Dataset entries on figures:
····················

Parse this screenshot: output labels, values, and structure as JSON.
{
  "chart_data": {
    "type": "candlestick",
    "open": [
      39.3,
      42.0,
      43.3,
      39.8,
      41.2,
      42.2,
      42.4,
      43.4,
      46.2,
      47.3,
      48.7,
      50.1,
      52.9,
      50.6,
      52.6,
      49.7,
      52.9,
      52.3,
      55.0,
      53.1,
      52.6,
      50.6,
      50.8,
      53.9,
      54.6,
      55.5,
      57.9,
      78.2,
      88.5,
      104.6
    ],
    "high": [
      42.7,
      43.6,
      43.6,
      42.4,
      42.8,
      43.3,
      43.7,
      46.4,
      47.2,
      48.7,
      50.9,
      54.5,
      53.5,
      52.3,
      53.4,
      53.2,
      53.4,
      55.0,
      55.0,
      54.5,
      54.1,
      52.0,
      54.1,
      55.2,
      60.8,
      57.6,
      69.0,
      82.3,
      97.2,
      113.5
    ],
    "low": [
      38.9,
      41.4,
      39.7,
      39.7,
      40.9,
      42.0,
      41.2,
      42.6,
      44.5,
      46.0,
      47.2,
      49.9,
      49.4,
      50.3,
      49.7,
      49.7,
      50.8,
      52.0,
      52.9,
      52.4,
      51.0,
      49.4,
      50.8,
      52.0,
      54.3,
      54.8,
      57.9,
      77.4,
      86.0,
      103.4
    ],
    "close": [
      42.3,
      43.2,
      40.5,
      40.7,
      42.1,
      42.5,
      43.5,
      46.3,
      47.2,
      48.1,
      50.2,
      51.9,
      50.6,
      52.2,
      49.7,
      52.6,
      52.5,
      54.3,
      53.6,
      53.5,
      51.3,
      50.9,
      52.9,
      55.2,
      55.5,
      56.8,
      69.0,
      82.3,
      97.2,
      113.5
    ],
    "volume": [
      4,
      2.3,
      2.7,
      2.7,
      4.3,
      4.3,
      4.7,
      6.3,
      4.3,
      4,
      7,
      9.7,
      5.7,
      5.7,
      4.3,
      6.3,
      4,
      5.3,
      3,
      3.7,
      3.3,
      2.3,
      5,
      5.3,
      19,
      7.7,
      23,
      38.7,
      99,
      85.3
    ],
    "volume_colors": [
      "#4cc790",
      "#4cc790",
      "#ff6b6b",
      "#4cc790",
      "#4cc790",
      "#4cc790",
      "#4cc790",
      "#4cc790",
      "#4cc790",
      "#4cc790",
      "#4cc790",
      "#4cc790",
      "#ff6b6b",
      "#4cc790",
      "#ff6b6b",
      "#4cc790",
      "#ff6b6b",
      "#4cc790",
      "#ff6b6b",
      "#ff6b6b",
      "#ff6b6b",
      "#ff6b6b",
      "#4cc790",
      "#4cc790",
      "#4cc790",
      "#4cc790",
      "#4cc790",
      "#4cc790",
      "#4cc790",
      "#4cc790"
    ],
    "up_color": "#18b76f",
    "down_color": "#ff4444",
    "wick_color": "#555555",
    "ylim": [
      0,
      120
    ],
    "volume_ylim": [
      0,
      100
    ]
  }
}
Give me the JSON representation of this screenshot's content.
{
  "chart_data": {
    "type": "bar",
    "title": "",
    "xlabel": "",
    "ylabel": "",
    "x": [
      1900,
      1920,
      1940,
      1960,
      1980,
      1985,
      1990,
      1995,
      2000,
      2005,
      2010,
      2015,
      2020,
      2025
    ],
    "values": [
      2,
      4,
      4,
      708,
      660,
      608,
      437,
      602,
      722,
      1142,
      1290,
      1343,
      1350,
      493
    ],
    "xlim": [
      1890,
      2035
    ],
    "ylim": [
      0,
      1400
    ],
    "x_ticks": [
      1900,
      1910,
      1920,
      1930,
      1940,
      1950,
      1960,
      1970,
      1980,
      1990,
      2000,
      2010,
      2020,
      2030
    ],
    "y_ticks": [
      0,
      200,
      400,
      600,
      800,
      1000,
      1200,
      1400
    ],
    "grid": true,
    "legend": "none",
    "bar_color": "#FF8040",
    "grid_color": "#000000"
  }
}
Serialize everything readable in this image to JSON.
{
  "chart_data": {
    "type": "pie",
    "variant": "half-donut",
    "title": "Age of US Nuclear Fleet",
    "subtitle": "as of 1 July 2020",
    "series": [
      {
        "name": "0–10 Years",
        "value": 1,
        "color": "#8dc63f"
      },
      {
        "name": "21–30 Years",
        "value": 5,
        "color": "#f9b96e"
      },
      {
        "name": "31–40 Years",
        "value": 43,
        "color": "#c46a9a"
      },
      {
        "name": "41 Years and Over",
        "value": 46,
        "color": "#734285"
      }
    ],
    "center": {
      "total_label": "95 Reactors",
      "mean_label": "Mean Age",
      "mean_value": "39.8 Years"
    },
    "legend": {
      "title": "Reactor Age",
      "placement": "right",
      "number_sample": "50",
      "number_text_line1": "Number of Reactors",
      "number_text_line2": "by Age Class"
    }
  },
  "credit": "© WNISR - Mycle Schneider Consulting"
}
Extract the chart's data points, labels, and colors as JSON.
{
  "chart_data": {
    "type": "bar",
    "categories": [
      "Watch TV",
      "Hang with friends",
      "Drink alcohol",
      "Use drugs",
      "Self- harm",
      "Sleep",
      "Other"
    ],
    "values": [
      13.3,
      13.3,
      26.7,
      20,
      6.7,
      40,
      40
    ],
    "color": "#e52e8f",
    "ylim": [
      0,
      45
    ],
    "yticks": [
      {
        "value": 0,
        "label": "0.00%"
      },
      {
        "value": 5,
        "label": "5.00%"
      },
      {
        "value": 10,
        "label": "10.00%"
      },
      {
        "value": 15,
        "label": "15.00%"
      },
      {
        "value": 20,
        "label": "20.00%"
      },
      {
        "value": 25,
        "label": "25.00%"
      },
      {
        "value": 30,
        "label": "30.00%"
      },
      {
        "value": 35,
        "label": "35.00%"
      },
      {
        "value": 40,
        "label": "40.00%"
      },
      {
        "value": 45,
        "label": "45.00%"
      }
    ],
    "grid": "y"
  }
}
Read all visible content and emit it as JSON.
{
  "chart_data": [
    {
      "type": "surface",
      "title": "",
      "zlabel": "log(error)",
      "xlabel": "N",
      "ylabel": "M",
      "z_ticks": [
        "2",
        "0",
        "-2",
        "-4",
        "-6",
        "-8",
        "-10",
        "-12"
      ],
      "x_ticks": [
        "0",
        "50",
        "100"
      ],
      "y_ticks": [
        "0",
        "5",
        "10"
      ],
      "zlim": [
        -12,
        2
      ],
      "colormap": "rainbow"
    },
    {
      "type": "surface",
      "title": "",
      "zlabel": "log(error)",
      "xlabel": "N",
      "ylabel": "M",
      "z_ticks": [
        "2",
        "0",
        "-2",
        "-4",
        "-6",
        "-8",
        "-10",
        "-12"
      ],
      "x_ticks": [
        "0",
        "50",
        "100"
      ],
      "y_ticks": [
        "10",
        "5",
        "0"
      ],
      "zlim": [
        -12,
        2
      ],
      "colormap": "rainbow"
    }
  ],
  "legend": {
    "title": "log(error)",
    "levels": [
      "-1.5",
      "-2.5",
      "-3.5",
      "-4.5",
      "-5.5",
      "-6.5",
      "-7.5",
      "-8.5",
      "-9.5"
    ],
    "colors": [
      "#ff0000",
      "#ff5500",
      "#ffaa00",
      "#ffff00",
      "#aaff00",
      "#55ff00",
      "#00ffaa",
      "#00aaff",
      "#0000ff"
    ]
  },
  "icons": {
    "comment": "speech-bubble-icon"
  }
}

····················

[Exercise details]
Where a line holds "this", copy it out.

[Response]
Parse this screenshot: output labels, values, and structure as JSON.
Give me the JSON representation of this screenshot's content.
Serialize everything readable in this image to JSON.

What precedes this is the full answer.